<<<<

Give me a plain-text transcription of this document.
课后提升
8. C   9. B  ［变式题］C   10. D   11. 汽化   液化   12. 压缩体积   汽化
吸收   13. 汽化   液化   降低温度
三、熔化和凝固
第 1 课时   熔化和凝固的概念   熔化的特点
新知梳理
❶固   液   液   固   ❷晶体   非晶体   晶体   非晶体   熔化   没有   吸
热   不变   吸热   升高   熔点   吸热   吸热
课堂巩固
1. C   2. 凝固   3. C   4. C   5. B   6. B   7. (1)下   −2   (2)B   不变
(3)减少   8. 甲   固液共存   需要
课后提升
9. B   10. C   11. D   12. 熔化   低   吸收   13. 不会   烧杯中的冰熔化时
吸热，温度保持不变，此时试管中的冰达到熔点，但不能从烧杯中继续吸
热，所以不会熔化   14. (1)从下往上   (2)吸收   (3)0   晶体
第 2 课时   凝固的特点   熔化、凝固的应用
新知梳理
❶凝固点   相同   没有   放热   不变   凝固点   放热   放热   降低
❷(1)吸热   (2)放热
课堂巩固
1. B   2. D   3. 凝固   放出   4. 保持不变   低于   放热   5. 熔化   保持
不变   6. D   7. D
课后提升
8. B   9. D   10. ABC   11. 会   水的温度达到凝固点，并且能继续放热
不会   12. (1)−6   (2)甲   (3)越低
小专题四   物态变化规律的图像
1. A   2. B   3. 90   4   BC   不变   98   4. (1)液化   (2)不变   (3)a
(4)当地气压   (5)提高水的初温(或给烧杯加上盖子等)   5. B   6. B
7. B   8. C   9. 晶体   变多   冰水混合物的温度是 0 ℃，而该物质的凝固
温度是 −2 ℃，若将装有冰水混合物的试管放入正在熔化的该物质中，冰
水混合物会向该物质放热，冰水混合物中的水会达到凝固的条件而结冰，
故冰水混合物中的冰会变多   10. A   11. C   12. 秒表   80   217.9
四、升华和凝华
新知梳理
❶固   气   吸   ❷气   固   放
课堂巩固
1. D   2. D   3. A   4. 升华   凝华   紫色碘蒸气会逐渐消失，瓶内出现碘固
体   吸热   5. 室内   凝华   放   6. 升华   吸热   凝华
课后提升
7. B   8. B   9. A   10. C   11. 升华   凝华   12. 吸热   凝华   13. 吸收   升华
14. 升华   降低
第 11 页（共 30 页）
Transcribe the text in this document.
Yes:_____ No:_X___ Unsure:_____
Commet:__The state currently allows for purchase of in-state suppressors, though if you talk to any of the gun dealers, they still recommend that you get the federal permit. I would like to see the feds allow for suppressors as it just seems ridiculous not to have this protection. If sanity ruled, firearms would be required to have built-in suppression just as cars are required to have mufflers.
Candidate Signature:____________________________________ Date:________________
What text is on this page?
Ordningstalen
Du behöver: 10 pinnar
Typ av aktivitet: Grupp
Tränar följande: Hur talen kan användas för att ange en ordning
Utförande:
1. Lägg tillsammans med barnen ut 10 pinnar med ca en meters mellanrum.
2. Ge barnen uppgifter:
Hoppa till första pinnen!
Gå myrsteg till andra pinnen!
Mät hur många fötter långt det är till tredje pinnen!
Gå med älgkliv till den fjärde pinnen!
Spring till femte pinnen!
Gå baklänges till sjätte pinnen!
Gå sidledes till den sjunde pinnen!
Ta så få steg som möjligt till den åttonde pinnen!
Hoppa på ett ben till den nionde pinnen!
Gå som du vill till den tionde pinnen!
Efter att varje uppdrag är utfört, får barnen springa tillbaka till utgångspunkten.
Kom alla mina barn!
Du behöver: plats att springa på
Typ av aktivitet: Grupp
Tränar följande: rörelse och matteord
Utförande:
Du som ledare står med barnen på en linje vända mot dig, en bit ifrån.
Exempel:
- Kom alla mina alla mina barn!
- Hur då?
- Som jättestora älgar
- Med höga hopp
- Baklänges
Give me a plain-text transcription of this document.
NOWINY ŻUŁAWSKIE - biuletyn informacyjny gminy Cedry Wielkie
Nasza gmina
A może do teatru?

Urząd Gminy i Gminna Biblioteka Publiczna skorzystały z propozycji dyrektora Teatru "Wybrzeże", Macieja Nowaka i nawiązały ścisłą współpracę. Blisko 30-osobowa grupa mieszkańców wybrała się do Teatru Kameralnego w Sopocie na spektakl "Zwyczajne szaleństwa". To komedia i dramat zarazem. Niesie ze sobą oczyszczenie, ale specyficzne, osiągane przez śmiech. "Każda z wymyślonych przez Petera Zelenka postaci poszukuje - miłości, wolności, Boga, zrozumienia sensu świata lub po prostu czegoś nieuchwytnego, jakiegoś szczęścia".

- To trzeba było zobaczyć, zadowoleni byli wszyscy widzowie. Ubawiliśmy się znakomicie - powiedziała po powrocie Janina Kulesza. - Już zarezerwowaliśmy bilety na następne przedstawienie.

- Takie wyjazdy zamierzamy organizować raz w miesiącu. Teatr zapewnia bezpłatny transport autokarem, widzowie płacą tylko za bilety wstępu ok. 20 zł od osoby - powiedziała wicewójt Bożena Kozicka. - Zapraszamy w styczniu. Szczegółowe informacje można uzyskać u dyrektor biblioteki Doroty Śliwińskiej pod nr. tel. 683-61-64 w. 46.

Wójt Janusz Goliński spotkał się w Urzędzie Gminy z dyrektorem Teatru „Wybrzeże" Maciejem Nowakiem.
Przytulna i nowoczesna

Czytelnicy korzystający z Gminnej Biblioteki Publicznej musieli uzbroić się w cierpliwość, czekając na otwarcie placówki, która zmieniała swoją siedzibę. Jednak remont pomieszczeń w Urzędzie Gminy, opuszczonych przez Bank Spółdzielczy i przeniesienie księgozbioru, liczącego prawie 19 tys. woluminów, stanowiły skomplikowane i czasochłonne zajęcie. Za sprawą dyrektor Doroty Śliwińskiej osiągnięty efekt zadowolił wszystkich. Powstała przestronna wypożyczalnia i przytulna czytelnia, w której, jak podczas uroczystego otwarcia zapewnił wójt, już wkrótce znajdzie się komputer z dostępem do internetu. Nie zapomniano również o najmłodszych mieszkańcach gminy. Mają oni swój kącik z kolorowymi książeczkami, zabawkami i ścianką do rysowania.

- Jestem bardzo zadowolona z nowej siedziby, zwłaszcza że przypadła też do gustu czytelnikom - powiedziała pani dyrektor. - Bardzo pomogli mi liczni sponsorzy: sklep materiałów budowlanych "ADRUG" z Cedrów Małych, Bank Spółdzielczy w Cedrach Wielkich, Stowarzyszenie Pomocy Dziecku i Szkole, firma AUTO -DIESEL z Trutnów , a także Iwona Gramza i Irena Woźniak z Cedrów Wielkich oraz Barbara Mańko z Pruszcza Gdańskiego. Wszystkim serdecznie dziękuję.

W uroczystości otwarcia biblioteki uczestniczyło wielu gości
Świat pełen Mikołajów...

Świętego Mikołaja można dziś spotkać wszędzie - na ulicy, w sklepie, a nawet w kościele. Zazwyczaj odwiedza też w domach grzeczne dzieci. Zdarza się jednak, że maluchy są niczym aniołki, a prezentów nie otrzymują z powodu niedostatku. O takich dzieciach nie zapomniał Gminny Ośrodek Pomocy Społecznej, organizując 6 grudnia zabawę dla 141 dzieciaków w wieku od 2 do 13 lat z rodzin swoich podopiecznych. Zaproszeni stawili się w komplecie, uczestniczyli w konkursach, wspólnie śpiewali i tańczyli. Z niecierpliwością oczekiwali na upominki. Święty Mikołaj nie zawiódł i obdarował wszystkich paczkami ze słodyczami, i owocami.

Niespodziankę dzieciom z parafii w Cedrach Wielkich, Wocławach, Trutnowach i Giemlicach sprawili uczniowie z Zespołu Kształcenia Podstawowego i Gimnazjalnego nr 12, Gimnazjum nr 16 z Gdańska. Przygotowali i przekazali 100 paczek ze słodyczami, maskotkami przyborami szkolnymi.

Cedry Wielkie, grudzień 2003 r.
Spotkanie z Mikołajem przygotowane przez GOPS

>>>>

## Task goal
Find how many lines of the material carry the string "Hoppa". Only the number should be in the answer.

## Completed exercise
2